**SHORT TASK:**
Wherever the string "text" appears in a line, extract that line.

**MATERIAL:**
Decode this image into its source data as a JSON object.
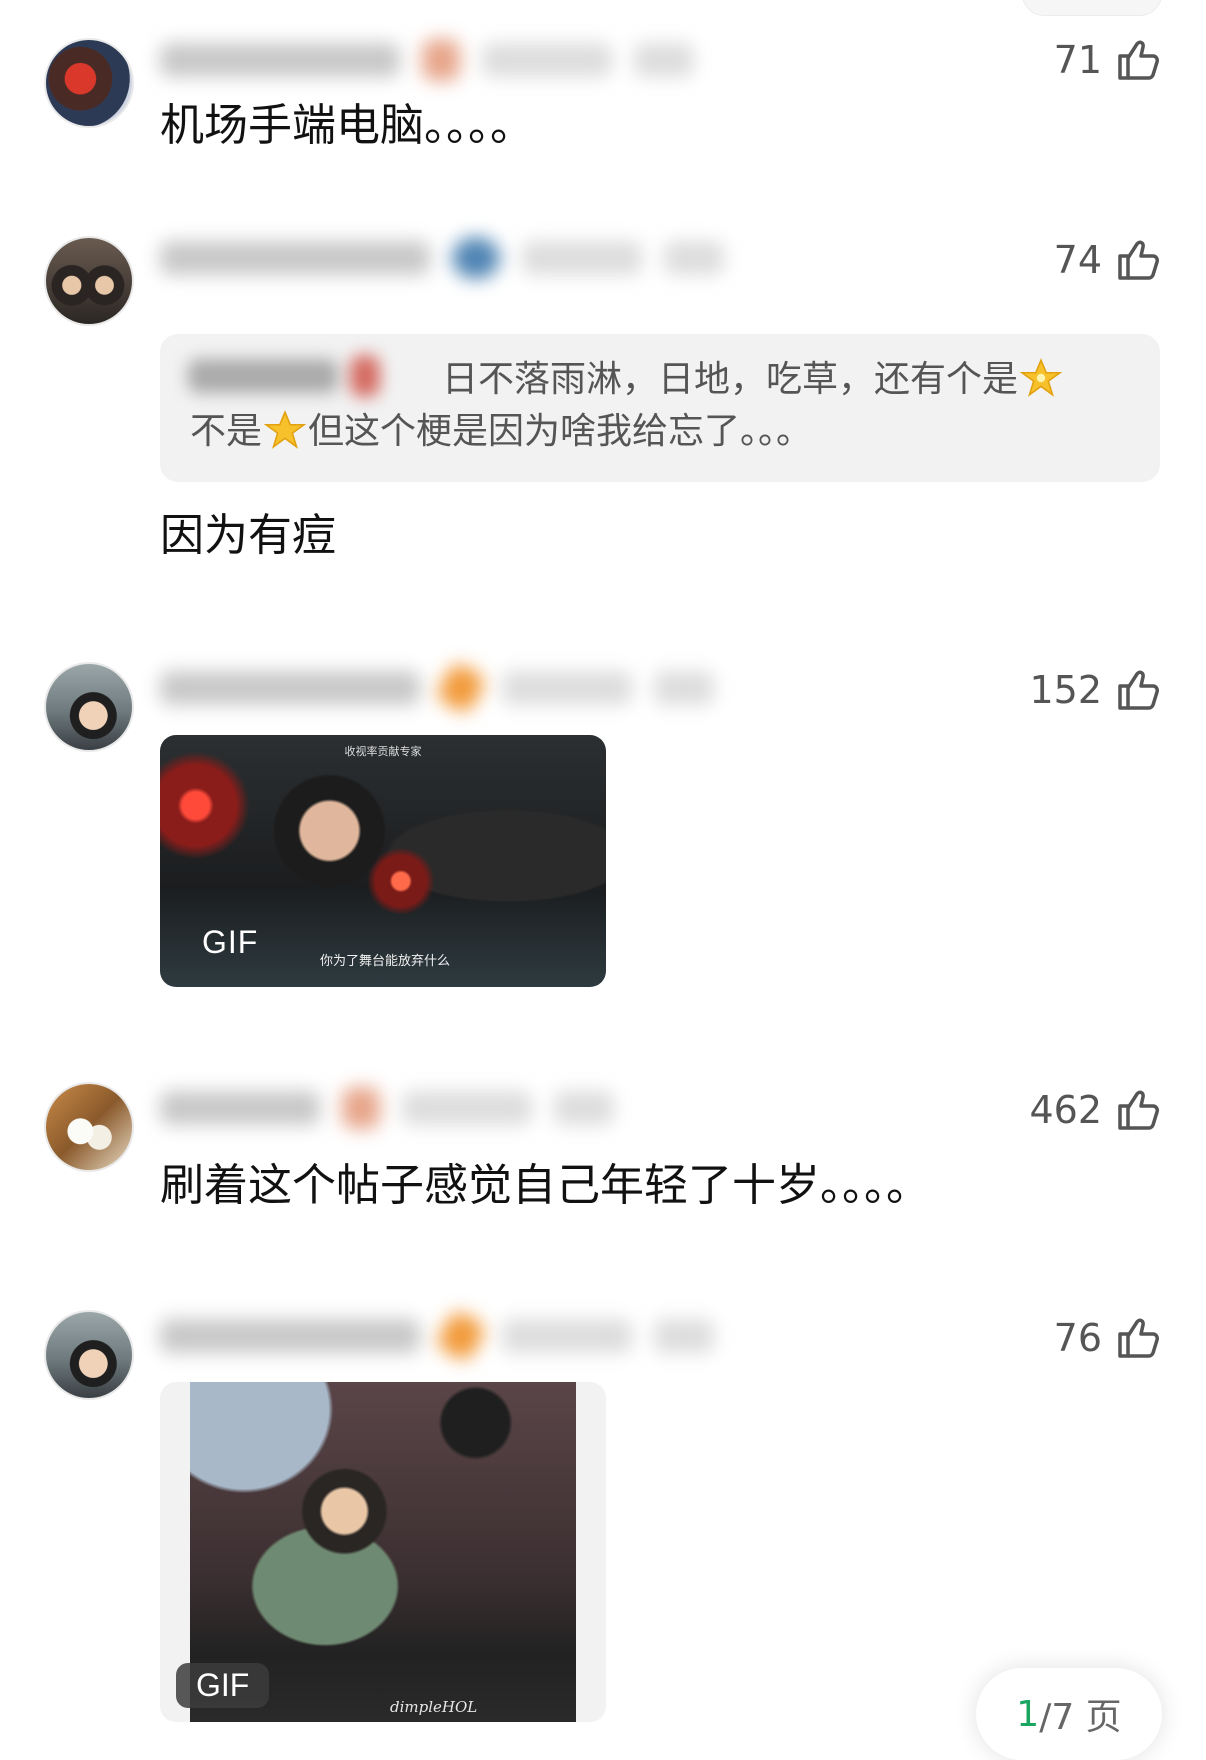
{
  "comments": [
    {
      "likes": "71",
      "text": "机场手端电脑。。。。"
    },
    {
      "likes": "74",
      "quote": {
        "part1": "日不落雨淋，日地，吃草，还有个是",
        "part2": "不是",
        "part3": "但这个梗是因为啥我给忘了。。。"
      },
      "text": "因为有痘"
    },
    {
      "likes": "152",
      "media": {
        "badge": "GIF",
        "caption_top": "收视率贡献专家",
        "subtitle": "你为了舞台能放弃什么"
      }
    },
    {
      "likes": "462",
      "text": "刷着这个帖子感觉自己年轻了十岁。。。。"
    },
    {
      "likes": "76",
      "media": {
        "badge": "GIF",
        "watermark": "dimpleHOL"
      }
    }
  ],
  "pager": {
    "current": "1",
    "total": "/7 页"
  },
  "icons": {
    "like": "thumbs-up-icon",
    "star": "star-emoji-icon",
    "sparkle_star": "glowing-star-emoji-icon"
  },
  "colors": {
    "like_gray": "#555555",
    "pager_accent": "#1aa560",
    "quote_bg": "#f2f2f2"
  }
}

**OUTPUT OF THE TASK:**
      "text": "机场手端电脑。。。。"
      "text": "因为有痘"
      "text": "刷着这个帖子感觉自己年轻了十岁。。。。"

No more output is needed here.